» PROBLEM
Search the material for the string "Report" and copy each line where it occurs.

[Structured figure records]
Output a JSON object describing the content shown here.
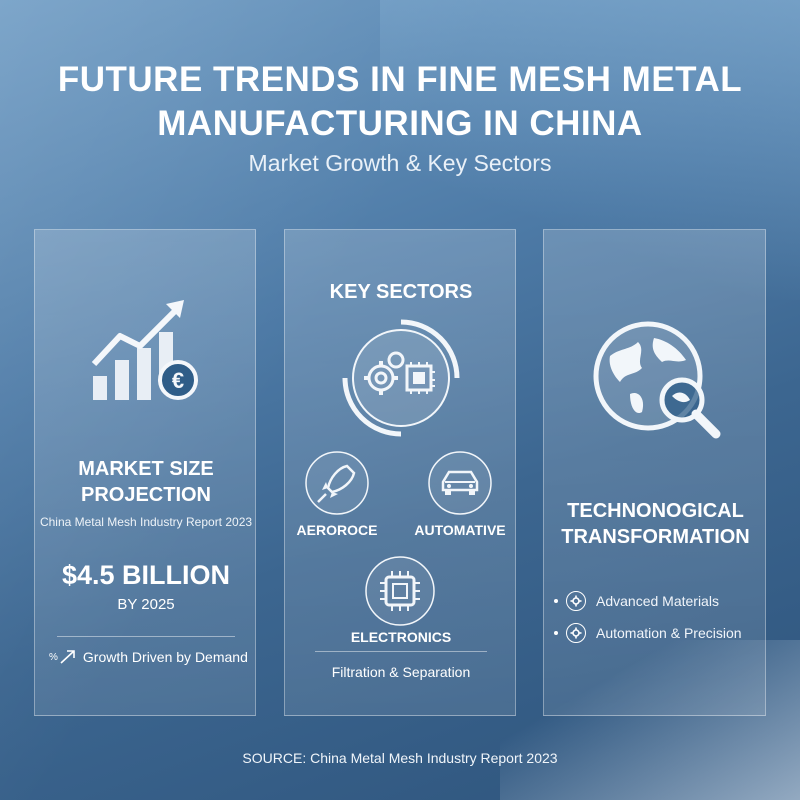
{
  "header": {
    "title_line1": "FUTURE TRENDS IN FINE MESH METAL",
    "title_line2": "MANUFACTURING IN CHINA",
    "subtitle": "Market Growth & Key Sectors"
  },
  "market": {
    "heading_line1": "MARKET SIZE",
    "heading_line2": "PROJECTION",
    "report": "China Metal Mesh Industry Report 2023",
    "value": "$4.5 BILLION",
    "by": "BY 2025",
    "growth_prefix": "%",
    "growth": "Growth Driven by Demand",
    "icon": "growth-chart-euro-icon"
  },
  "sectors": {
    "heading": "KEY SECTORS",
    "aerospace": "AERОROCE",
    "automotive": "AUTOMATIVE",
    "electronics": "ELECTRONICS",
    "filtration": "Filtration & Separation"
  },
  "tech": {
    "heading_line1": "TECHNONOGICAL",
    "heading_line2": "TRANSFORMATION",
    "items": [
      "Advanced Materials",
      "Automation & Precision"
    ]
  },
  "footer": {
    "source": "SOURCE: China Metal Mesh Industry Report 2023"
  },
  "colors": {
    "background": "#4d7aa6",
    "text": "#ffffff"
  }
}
...
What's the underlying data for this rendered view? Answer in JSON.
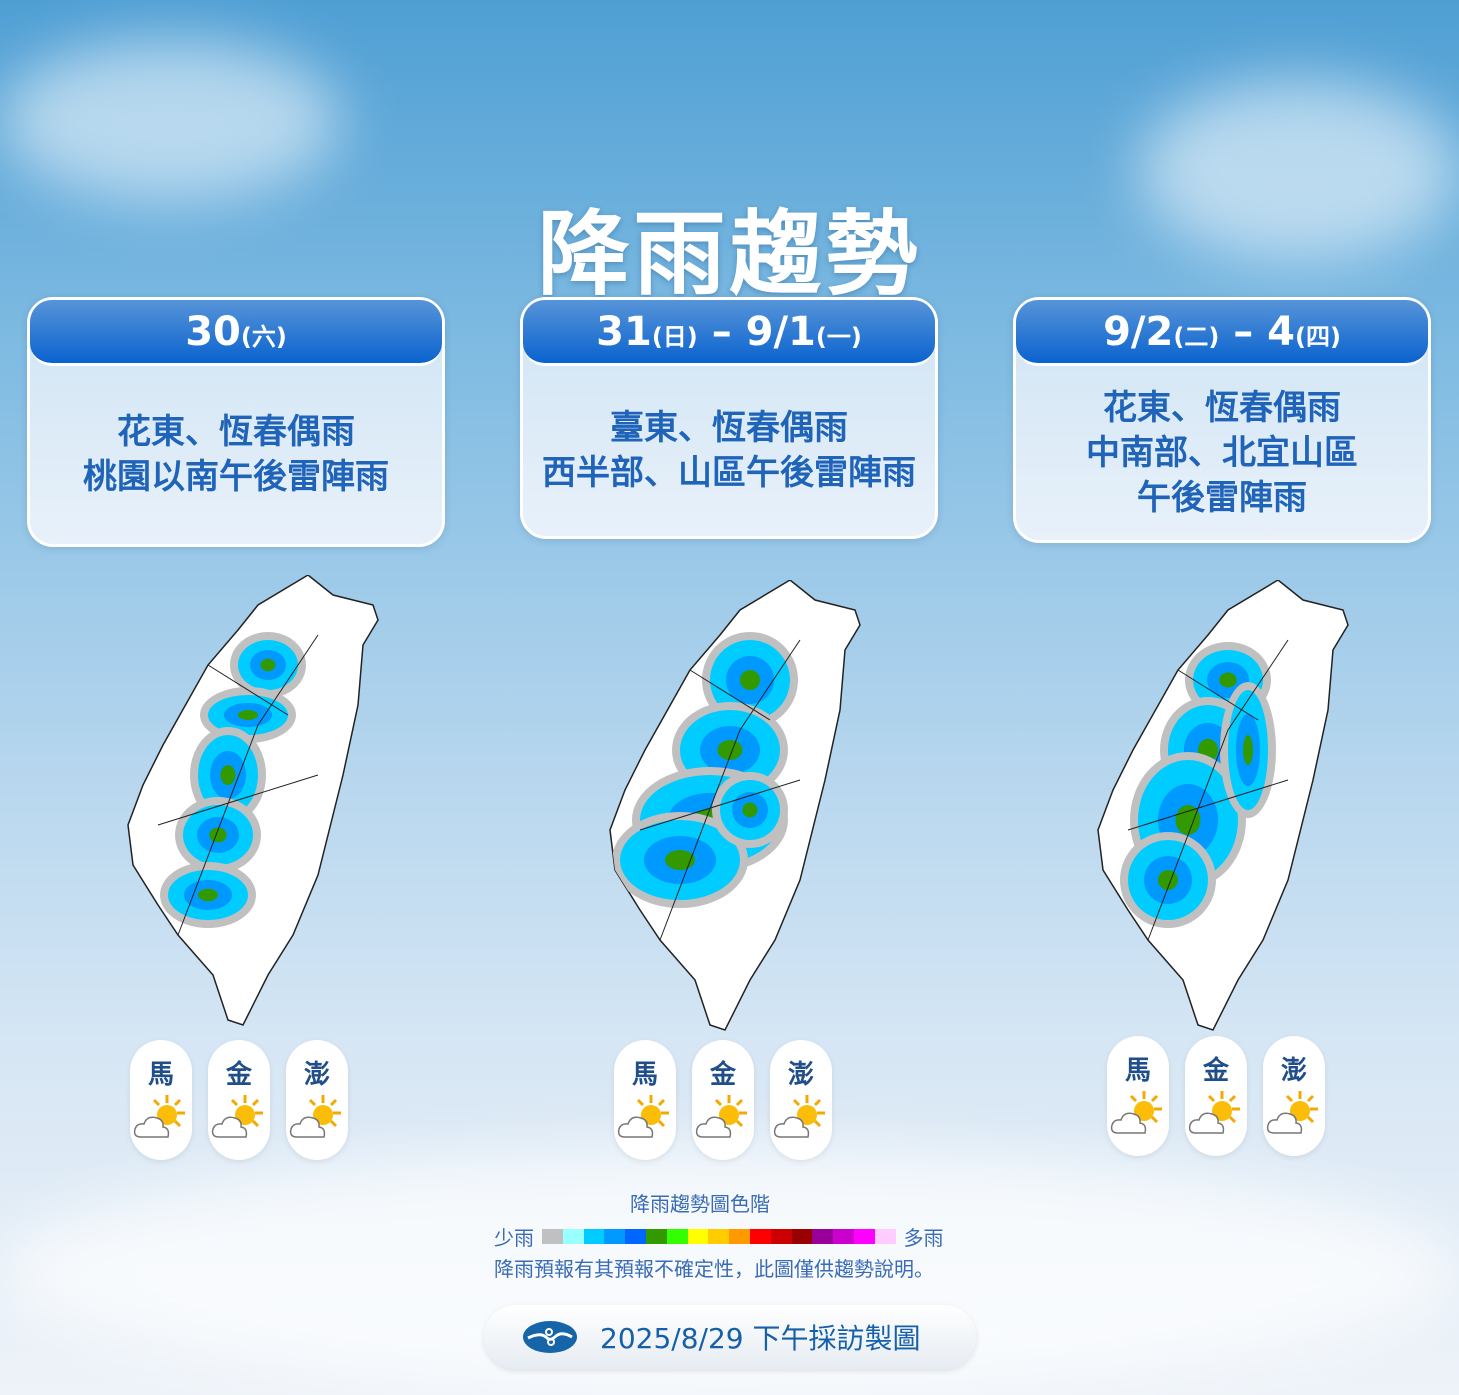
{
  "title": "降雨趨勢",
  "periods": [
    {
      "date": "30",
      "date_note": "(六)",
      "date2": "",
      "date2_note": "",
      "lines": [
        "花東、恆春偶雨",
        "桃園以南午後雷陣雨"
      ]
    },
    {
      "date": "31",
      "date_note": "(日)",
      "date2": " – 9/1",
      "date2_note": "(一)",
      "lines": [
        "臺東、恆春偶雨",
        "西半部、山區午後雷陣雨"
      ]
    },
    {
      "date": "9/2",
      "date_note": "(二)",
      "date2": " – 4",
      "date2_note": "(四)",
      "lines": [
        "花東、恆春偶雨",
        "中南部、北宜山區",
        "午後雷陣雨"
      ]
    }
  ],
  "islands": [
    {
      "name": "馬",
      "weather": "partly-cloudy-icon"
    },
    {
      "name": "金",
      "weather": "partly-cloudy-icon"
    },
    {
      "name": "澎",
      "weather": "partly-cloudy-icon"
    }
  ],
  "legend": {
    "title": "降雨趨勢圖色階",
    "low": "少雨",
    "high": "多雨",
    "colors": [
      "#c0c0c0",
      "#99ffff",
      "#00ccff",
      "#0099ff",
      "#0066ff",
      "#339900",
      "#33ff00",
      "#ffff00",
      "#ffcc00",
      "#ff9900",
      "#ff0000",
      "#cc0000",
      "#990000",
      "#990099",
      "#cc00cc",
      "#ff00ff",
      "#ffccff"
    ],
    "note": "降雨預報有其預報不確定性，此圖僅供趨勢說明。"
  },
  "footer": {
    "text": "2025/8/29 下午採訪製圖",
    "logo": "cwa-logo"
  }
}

» COMPLETE ANSWER
    "report": "China Metal Mesh Industry Report 2023",
    "source": "SOURCE: China Metal Mesh Industry Report 2023"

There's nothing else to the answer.